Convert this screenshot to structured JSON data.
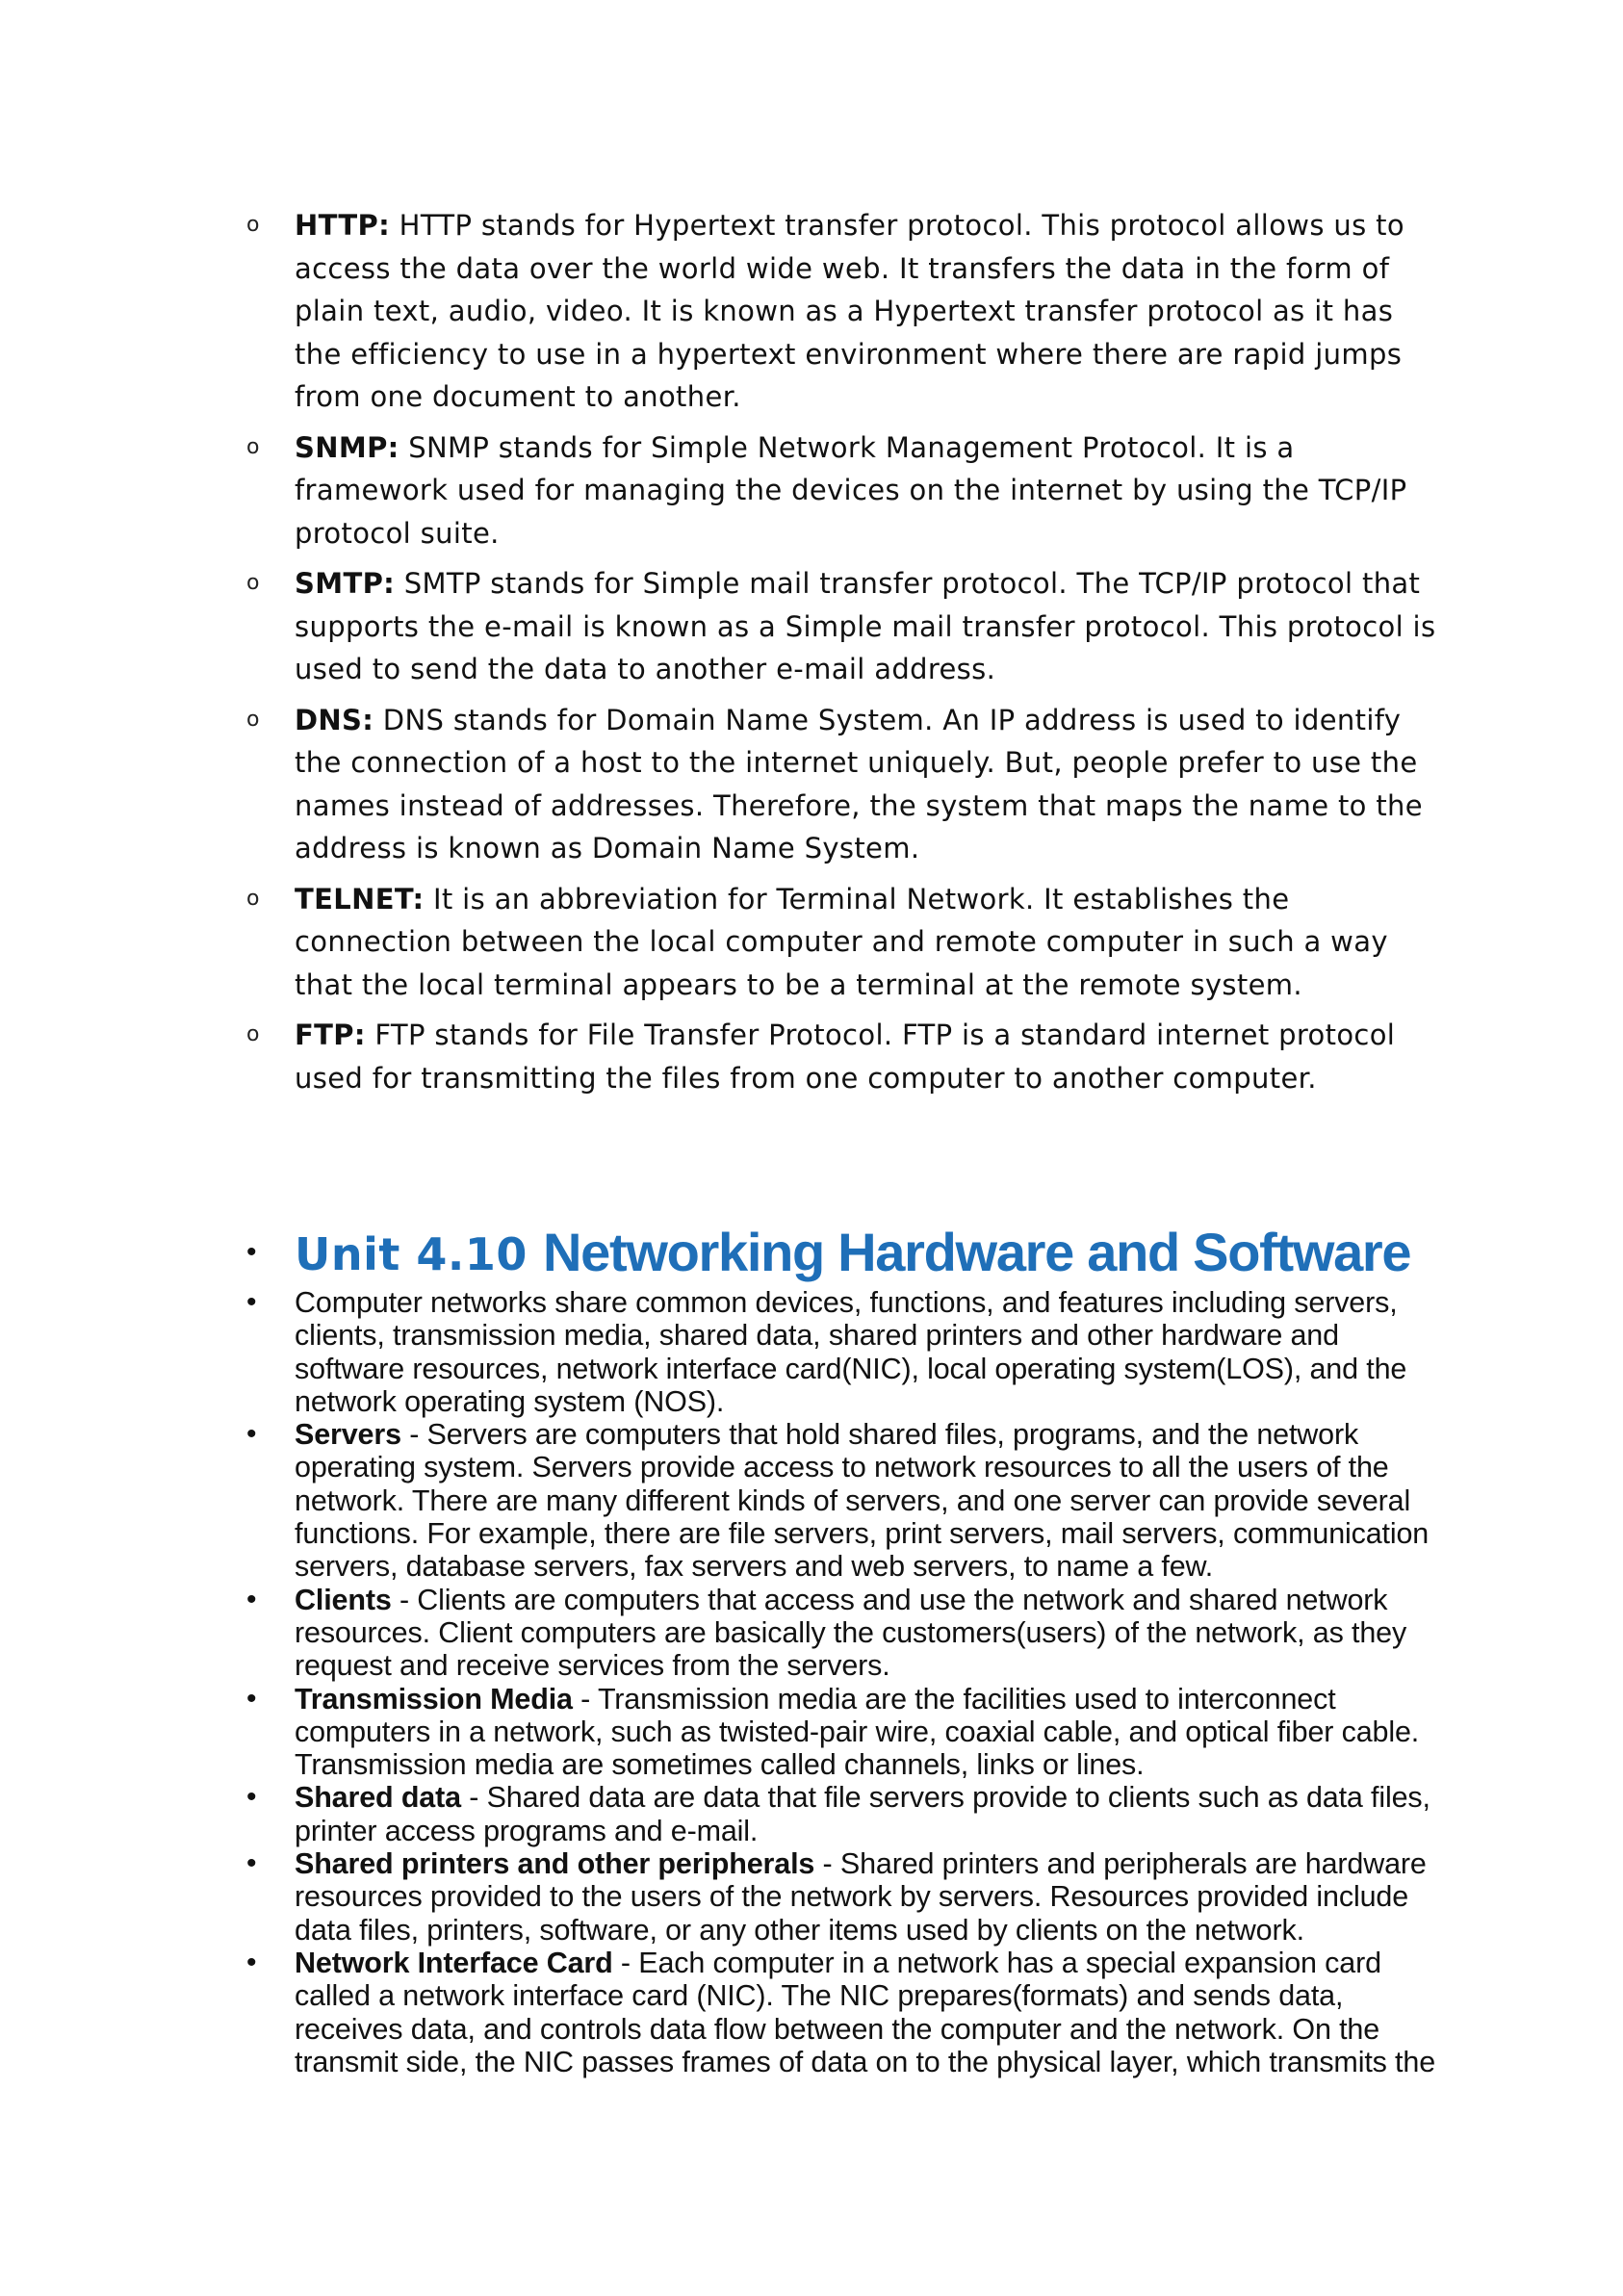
{
  "protocols": [
    {
      "bullet": "o",
      "term": "HTTP:",
      "text": " HTTP stands for Hypertext transfer protocol. This protocol allows us to access the data over the world wide web. It transfers the data in the form of plain text, audio, video. It is known as a Hypertext transfer protocol as it has the efficiency to use in a hypertext environment where there are rapid jumps from one document to another."
    },
    {
      "bullet": "o",
      "term": "SNMP:",
      "text": " SNMP stands for Simple Network Management Protocol. It is a framework used for managing the devices on the internet by using the TCP/IP protocol suite."
    },
    {
      "bullet": "o",
      "term": "SMTP:",
      "text": " SMTP stands for Simple mail transfer protocol. The TCP/IP protocol that supports the e-mail is known as a Simple mail transfer protocol. This protocol is used to send the data to another e-mail address."
    },
    {
      "bullet": "o",
      "term": "DNS:",
      "text": " DNS stands for Domain Name System. An IP address is used to identify the connection of a host to the internet uniquely. But, people prefer to use the names instead of addresses. Therefore, the system that maps the name to the address is known as Domain Name System."
    },
    {
      "bullet": "o",
      "term": "TELNET:",
      "text": " It is an abbreviation for Terminal Network. It establishes the connection between the local computer and remote computer in such a way that the local terminal appears to be a terminal at the remote system."
    },
    {
      "bullet": "o",
      "term": "FTP:",
      "text": " FTP stands for File Transfer Protocol. FTP is a standard internet protocol used for transmitting the files from one computer to another computer."
    }
  ],
  "unit_heading": {
    "bullet": "•",
    "unit_number": "Unit 4.10",
    "title": "Networking Hardware and Software"
  },
  "components": [
    {
      "bullet": "•",
      "term": "",
      "text": "Computer networks share common devices, functions, and features including servers, clients, transmission media, shared data, shared printers and other hardware and software resources, network interface card(NIC), local operating system(LOS), and the network operating system (NOS)."
    },
    {
      "bullet": "•",
      "term": "Servers",
      "text": " - Servers are computers that hold shared files, programs, and the network operating system. Servers provide access to network resources to all the users of the network. There are many different kinds of servers, and one server can provide several functions. For example, there are file servers, print servers, mail servers, communication servers, database servers, fax servers and web servers, to name a few."
    },
    {
      "bullet": "•",
      "term": "Clients",
      "text": " - Clients are computers that access and use the network and shared network resources. Client computers are basically the customers(users) of the network, as they request and receive services from the servers."
    },
    {
      "bullet": "•",
      "term": "Transmission Media",
      "text": " - Transmission media are the facilities used to interconnect computers in a network, such as twisted-pair wire, coaxial cable, and optical fiber cable. Transmission media are sometimes called channels, links or lines."
    },
    {
      "bullet": "•",
      "term": "Shared data",
      "text": " - Shared data are data that file servers provide to clients such as data files, printer access programs and e-mail."
    },
    {
      "bullet": "•",
      "term": "Shared printers and other peripherals",
      "text": " - Shared printers and peripherals are hardware resources provided to the users of the network by servers. Resources provided include data files, printers, software, or any other items used by clients on the network."
    },
    {
      "bullet": "•",
      "term": "Network Interface Card",
      "text": " - Each computer in a network has a special expansion card called a network interface card (NIC). The NIC prepares(formats) and sends data, receives data, and controls data flow between the computer and the network. On the transmit side, the NIC passes frames of data on to the physical layer, which transmits the"
    }
  ]
}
----------
What is expected: Find the lines holding "SNMP" and list every one.

Exercise result:
      "term": "SNMP:",
      "text": " SNMP stands for Simple Network Management Protocol. It is a framework used for managing the devices on the internet by using the TCP/IP protocol suite."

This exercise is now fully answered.